-- BEGIN Available records --
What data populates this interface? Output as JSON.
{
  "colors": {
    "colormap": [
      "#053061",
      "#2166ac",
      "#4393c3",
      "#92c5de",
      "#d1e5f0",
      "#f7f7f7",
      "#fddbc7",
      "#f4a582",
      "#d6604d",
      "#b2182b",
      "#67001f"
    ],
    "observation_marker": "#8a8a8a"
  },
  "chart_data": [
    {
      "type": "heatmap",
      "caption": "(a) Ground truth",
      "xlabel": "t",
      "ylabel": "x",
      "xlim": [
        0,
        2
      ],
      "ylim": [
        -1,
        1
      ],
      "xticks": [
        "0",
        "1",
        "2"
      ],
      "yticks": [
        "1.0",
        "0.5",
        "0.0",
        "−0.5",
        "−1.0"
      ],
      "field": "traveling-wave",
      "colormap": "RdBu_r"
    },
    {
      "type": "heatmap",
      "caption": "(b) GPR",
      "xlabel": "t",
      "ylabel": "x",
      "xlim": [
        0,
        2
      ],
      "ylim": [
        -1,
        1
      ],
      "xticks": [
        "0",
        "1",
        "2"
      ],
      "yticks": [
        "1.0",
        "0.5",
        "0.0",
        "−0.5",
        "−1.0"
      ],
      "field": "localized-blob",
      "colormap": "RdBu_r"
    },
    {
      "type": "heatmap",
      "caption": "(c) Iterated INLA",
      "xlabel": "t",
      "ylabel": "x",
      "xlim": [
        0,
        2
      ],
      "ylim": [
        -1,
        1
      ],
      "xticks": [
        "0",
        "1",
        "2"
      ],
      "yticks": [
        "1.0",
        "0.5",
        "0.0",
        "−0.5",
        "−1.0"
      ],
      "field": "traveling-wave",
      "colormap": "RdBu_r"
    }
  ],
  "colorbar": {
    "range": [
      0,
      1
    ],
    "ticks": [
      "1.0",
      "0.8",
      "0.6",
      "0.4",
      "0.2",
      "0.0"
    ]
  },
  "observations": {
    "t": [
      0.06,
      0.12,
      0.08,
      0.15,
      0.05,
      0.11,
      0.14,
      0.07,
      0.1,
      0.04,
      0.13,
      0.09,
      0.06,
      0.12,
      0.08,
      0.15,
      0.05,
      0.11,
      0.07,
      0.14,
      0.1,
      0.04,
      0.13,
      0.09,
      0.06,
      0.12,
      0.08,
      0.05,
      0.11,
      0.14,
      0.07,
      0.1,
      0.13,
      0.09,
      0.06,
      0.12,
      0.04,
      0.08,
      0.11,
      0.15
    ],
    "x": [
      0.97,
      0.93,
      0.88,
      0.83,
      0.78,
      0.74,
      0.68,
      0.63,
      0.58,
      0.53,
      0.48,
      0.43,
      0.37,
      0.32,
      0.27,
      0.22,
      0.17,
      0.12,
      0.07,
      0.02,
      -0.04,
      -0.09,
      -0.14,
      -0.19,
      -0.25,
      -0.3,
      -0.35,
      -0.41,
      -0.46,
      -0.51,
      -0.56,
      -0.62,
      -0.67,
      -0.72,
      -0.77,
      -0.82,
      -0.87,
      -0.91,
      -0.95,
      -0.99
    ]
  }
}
-- END Available records --
▶ [Written exercise]: Some lines of the data may hold the word "caption". Say how many do, with nothing else.

▶ [Task result]: 3